- THE REQUEST -
Gather each line of the records where "name" appears.

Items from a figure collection
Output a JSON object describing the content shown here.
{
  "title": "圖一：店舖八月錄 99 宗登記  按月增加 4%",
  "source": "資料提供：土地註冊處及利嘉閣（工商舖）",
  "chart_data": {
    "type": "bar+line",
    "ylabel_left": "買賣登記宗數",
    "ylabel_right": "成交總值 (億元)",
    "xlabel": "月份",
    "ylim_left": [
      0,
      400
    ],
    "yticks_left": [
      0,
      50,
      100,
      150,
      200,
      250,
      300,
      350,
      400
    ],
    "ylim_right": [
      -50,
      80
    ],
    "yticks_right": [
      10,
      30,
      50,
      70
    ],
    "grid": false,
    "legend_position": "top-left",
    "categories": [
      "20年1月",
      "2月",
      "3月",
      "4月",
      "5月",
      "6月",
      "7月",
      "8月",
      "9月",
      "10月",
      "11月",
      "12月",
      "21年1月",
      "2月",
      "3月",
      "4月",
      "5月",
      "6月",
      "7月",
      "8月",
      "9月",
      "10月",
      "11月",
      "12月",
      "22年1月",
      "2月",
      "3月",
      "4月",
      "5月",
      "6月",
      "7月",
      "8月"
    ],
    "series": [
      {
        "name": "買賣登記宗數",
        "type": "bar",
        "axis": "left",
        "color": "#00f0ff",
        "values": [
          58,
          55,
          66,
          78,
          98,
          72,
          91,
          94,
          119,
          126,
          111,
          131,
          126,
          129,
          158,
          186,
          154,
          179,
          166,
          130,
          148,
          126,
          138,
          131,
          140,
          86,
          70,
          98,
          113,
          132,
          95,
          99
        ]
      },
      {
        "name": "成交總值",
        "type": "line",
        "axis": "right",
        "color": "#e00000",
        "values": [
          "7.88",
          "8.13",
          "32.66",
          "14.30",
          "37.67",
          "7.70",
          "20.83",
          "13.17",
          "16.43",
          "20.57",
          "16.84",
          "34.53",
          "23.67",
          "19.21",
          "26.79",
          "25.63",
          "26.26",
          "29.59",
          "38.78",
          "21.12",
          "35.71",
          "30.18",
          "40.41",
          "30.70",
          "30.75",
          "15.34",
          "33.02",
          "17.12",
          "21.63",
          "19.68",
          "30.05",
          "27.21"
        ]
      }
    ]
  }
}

==

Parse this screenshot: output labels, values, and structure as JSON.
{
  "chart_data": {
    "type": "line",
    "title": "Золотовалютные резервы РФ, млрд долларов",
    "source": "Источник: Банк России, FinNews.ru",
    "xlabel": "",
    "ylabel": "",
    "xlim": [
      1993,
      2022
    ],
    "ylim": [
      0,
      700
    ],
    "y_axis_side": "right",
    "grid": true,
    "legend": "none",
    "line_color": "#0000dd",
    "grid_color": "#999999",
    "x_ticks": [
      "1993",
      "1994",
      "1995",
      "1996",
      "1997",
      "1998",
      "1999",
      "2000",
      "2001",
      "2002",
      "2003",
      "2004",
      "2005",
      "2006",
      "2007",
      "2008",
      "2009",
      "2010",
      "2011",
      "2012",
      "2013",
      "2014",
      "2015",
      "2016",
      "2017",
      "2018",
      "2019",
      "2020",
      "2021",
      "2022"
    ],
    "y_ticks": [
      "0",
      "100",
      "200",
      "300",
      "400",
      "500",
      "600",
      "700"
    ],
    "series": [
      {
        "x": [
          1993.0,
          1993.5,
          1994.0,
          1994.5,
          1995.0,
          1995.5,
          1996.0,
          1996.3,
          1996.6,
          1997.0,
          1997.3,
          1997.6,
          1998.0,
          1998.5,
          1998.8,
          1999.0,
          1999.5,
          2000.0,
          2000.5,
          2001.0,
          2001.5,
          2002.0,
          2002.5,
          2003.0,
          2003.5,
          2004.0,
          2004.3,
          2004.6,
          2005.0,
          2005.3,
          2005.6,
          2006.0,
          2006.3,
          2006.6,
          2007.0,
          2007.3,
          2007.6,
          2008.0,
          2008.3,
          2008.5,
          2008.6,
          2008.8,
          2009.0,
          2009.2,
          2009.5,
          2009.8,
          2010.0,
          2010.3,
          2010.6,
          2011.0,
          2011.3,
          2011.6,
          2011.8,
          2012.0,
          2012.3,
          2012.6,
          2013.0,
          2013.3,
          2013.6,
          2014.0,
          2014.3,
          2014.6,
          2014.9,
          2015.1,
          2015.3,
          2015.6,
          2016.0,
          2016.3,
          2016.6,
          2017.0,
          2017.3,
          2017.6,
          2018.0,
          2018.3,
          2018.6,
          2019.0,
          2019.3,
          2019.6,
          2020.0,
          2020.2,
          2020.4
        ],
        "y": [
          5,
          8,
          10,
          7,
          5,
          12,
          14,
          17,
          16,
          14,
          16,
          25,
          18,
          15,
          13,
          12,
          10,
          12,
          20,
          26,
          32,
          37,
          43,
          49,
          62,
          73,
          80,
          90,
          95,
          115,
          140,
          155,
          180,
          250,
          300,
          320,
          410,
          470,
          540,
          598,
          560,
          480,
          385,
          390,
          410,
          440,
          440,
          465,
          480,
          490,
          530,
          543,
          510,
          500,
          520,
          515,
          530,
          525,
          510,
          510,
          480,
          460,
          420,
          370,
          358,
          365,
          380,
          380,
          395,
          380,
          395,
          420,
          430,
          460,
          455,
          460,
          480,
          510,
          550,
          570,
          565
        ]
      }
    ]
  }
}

---

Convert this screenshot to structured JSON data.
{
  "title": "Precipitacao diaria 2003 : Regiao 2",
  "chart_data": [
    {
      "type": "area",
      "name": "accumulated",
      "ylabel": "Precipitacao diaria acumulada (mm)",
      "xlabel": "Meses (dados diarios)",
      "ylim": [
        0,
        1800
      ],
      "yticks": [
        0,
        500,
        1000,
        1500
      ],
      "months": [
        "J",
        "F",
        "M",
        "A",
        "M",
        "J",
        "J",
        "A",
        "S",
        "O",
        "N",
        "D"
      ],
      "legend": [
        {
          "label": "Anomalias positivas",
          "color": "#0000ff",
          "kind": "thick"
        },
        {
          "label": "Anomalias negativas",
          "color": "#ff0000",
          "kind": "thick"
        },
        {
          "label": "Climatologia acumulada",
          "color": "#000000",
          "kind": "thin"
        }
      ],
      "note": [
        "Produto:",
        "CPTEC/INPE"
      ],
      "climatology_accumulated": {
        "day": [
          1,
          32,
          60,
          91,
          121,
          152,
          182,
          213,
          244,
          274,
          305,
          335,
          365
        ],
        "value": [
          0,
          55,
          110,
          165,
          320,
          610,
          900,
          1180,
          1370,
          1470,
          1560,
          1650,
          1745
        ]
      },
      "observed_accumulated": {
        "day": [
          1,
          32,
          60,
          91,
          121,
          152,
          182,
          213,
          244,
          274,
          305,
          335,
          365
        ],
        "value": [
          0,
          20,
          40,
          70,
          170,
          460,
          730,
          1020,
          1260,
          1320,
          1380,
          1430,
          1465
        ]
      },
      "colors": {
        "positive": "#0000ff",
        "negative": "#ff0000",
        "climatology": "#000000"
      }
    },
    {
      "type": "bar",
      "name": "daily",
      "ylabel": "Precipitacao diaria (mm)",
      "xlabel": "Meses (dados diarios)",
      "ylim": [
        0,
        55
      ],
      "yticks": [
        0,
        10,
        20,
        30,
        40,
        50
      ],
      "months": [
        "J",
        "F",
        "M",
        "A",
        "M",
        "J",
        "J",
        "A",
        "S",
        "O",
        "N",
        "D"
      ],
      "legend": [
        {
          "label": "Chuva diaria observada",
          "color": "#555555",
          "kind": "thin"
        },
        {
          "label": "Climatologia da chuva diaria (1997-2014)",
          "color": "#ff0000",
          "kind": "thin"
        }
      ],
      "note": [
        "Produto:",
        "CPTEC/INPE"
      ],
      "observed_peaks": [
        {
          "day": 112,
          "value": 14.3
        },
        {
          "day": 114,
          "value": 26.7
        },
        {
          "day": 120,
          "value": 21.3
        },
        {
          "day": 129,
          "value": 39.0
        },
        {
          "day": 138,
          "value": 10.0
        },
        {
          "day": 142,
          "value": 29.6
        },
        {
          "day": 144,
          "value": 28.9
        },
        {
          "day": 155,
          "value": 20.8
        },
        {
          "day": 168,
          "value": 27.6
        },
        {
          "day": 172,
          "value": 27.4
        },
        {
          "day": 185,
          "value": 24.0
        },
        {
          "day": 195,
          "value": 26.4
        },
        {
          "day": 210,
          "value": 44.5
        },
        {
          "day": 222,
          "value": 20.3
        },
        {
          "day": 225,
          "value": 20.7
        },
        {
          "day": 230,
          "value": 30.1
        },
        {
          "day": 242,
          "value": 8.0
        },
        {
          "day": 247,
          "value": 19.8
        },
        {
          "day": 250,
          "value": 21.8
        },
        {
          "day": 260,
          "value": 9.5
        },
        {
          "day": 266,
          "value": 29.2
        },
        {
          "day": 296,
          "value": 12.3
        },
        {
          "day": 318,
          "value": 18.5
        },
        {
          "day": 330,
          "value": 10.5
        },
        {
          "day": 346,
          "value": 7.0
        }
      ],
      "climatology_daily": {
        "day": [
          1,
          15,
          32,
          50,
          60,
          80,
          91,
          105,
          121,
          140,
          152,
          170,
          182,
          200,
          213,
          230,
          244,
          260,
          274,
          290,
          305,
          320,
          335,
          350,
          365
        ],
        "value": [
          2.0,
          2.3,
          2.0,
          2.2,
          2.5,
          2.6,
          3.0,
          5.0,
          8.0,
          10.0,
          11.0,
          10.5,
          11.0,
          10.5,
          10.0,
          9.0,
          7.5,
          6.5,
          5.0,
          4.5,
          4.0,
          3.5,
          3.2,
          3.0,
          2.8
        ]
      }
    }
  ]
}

- THE RESPONSE -
        "name": "買賣登記宗數",
        "name": "成交總值",
      "name": "accumulated",
      "name": "daily",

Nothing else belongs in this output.